┌─ PROVIDED MATERIAL

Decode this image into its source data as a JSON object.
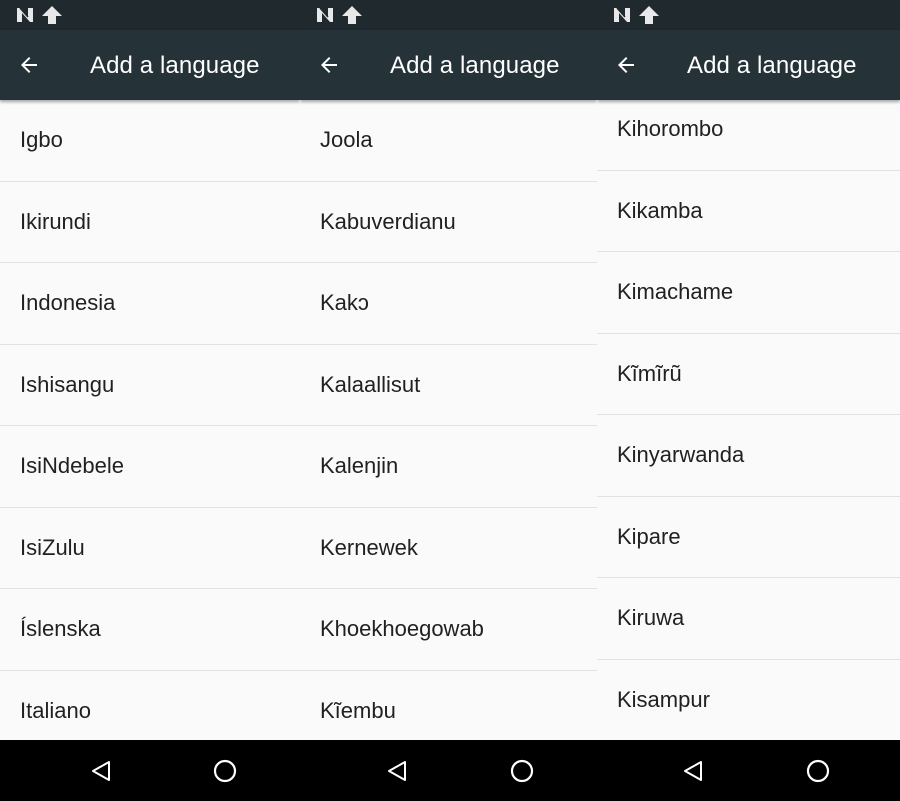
{
  "screens": [
    {
      "title": "Add a language",
      "items": [
        "Igbo",
        "Ikirundi",
        "Indonesia",
        "Ishisangu",
        "IsiNdebele",
        "IsiZulu",
        "Íslenska",
        "Italiano"
      ]
    },
    {
      "title": "Add a language",
      "items": [
        "Joola",
        "Kabuverdianu",
        "Kakɔ",
        "Kalaallisut",
        "Kalenjin",
        "Kernewek",
        "Khoekhoegowab",
        "Kĩembu"
      ]
    },
    {
      "title": "Add a language",
      "items": [
        "Kihorombo",
        "Kikamba",
        "Kimachame",
        "Kĩmĩrũ",
        "Kinyarwanda",
        "Kipare",
        "Kiruwa",
        "Kisampur"
      ]
    }
  ],
  "icons": {
    "status_notification": "n-notification-icon",
    "status_upload": "upload-arrow-icon",
    "back": "arrow-left-icon",
    "nav_back": "triangle-back-icon",
    "nav_home": "circle-home-icon"
  },
  "colors": {
    "status_bar": "#1f292e",
    "app_bar": "#253238",
    "list_background": "#fafafa",
    "divider": "#e2e2e2",
    "text_primary": "#212121",
    "nav_bar": "#000000"
  }
}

└─

◆ GIVEN EXERCISE
Repeat the material above verbatim, with no pictures in the output.

◆ THE SOLUTION
Decode this image into its source data as a JSON object.
{
  "screens": [
    {
      "title": "Add a language",
      "items": [
        "Igbo",
        "Ikirundi",
        "Indonesia",
        "Ishisangu",
        "IsiNdebele",
        "IsiZulu",
        "Íslenska",
        "Italiano"
      ]
    },
    {
      "title": "Add a language",
      "items": [
        "Joola",
        "Kabuverdianu",
        "Kakɔ",
        "Kalaallisut",
        "Kalenjin",
        "Kernewek",
        "Khoekhoegowab",
        "Kĩembu"
      ]
    },
    {
      "title": "Add a language",
      "items": [
        "Kihorombo",
        "Kikamba",
        "Kimachame",
        "Kĩmĩrũ",
        "Kinyarwanda",
        "Kipare",
        "Kiruwa",
        "Kisampur"
      ]
    }
  ],
  "icons": {
    "status_notification": "n-notification-icon",
    "status_upload": "upload-arrow-icon",
    "back": "arrow-left-icon",
    "nav_back": "triangle-back-icon",
    "nav_home": "circle-home-icon"
  },
  "colors": {
    "status_bar": "#1f292e",
    "app_bar": "#253238",
    "list_background": "#fafafa",
    "divider": "#e2e2e2",
    "text_primary": "#212121",
    "nav_bar": "#000000"
  }
}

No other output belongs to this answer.